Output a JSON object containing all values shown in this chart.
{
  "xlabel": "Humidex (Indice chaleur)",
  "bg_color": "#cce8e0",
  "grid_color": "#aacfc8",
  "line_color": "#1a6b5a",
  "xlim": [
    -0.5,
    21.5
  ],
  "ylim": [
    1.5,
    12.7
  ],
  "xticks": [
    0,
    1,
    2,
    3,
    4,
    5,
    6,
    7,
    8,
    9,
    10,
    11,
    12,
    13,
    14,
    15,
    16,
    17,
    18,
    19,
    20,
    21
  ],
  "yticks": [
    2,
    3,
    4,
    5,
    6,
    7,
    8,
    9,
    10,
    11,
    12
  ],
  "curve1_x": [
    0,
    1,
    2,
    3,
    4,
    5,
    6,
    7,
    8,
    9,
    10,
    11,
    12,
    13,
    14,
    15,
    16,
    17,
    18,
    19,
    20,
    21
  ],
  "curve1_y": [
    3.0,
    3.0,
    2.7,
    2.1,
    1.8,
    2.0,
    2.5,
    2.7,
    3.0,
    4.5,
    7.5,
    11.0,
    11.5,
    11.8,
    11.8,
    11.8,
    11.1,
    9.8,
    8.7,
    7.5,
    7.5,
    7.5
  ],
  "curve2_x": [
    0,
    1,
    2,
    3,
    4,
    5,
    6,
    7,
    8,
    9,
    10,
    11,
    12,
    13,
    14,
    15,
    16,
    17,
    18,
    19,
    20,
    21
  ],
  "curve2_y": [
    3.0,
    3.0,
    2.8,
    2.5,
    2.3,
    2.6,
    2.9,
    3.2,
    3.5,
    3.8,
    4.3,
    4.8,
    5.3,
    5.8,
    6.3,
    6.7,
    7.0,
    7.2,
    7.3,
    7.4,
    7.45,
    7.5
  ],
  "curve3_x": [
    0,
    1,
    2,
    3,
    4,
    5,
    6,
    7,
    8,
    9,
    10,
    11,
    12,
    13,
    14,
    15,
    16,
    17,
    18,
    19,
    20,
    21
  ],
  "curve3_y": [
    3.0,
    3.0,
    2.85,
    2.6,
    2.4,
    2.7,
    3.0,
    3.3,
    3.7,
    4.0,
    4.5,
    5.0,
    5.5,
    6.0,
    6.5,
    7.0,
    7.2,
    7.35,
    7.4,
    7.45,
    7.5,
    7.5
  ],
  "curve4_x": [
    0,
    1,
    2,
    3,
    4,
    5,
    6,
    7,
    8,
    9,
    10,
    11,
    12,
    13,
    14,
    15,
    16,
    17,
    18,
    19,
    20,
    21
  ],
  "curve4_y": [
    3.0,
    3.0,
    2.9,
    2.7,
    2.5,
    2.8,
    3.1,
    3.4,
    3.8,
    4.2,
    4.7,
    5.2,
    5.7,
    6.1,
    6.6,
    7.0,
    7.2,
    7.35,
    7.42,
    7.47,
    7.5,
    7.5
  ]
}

════════

## THE EXERCISE
Transcribe all entries exactly as they are given.

## COMPLETE ANSWER
Output a JSON object containing all values shown in this chart.
{
  "xlabel": "Humidex (Indice chaleur)",
  "bg_color": "#cce8e0",
  "grid_color": "#aacfc8",
  "line_color": "#1a6b5a",
  "xlim": [
    -0.5,
    21.5
  ],
  "ylim": [
    1.5,
    12.7
  ],
  "xticks": [
    0,
    1,
    2,
    3,
    4,
    5,
    6,
    7,
    8,
    9,
    10,
    11,
    12,
    13,
    14,
    15,
    16,
    17,
    18,
    19,
    20,
    21
  ],
  "yticks": [
    2,
    3,
    4,
    5,
    6,
    7,
    8,
    9,
    10,
    11,
    12
  ],
  "curve1_x": [
    0,
    1,
    2,
    3,
    4,
    5,
    6,
    7,
    8,
    9,
    10,
    11,
    12,
    13,
    14,
    15,
    16,
    17,
    18,
    19,
    20,
    21
  ],
  "curve1_y": [
    3.0,
    3.0,
    2.7,
    2.1,
    1.8,
    2.0,
    2.5,
    2.7,
    3.0,
    4.5,
    7.5,
    11.0,
    11.5,
    11.8,
    11.8,
    11.8,
    11.1,
    9.8,
    8.7,
    7.5,
    7.5,
    7.5
  ],
  "curve2_x": [
    0,
    1,
    2,
    3,
    4,
    5,
    6,
    7,
    8,
    9,
    10,
    11,
    12,
    13,
    14,
    15,
    16,
    17,
    18,
    19,
    20,
    21
  ],
  "curve2_y": [
    3.0,
    3.0,
    2.8,
    2.5,
    2.3,
    2.6,
    2.9,
    3.2,
    3.5,
    3.8,
    4.3,
    4.8,
    5.3,
    5.8,
    6.3,
    6.7,
    7.0,
    7.2,
    7.3,
    7.4,
    7.45,
    7.5
  ],
  "curve3_x": [
    0,
    1,
    2,
    3,
    4,
    5,
    6,
    7,
    8,
    9,
    10,
    11,
    12,
    13,
    14,
    15,
    16,
    17,
    18,
    19,
    20,
    21
  ],
  "curve3_y": [
    3.0,
    3.0,
    2.85,
    2.6,
    2.4,
    2.7,
    3.0,
    3.3,
    3.7,
    4.0,
    4.5,
    5.0,
    5.5,
    6.0,
    6.5,
    7.0,
    7.2,
    7.35,
    7.4,
    7.45,
    7.5,
    7.5
  ],
  "curve4_x": [
    0,
    1,
    2,
    3,
    4,
    5,
    6,
    7,
    8,
    9,
    10,
    11,
    12,
    13,
    14,
    15,
    16,
    17,
    18,
    19,
    20,
    21
  ],
  "curve4_y": [
    3.0,
    3.0,
    2.9,
    2.7,
    2.5,
    2.8,
    3.1,
    3.4,
    3.8,
    4.2,
    4.7,
    5.2,
    5.7,
    6.1,
    6.6,
    7.0,
    7.2,
    7.35,
    7.42,
    7.47,
    7.5,
    7.5
  ]
}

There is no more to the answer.